■ Written request: Can you reproduce the data beneath, keeping every line exact?

■ Available data:
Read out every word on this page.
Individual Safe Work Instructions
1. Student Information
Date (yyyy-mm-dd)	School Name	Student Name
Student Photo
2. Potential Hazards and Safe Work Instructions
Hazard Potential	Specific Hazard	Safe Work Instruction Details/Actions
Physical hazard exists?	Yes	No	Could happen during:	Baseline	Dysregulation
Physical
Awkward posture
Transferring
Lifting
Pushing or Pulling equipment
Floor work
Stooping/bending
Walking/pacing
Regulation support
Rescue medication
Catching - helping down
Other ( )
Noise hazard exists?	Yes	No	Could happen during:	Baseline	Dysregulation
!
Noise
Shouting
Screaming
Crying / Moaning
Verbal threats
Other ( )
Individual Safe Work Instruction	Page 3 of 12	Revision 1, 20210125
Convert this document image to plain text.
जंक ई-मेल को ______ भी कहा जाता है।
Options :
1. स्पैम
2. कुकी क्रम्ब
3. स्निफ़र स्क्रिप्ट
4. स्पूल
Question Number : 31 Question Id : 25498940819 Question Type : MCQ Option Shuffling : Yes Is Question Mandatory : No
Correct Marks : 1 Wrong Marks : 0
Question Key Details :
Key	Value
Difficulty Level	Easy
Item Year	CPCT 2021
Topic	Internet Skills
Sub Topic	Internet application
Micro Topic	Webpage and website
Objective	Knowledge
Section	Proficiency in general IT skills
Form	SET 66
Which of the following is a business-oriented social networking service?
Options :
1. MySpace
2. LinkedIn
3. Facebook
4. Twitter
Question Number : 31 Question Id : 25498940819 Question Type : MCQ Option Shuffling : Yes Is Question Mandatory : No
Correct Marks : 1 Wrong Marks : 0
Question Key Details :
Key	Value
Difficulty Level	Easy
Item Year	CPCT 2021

■ Result of the exercise:
Read out every word on this page.
Individual Safe Work Instructions
1. Student Information
Date (yyyy-mm-dd)	School Name	Student Name
Student Photo
2. Potential Hazards and Safe Work Instructions
Hazard Potential	Specific Hazard	Safe Work Instruction Details/Actions
Physical hazard exists?	Yes	No	Could happen during:	Baseline	Dysregulation
Physical
Awkward posture
Transferring
Lifting
Pushing or Pulling equipment
Floor work
Stooping/bending
Walking/pacing
Regulation support
Rescue medication
Catching - helping down
Other ( )
Noise hazard exists?	Yes	No	Could happen during:	Baseline	Dysregulation
!
Noise
Shouting
Screaming
Crying / Moaning
Verbal threats
Other ( )
Individual Safe Work Instruction	Page 3 of 12	Revision 1, 20210125
Convert this document image to plain text.
जंक ई-मेल को ______ भी कहा जाता है।
Options :
1. स्पैम
2. कुकी क्रम्ब
3. स्निफ़र स्क्रिप्ट
4. स्पूल
Question Number : 31 Question Id : 25498940819 Question Type : MCQ Option Shuffling : Yes Is Question Mandatory : No
Correct Marks : 1 Wrong Marks : 0
Question Key Details :
Key	Value
Difficulty Level	Easy
Item Year	CPCT 2021
Topic	Internet Skills
Sub Topic	Internet application
Micro Topic	Webpage and website
Objective	Knowledge
Section	Proficiency in general IT skills
Form	SET 66
Which of the following is a business-oriented social networking service?
Options :
1. MySpace
2. LinkedIn
3. Facebook
4. Twitter
Question Number : 31 Question Id : 25498940819 Question Type : MCQ Option Shuffling : Yes Is Question Mandatory : No
Correct Marks : 1 Wrong Marks : 0
Question Key Details :
Key	Value
Difficulty Level	Easy
Item Year	CPCT 2021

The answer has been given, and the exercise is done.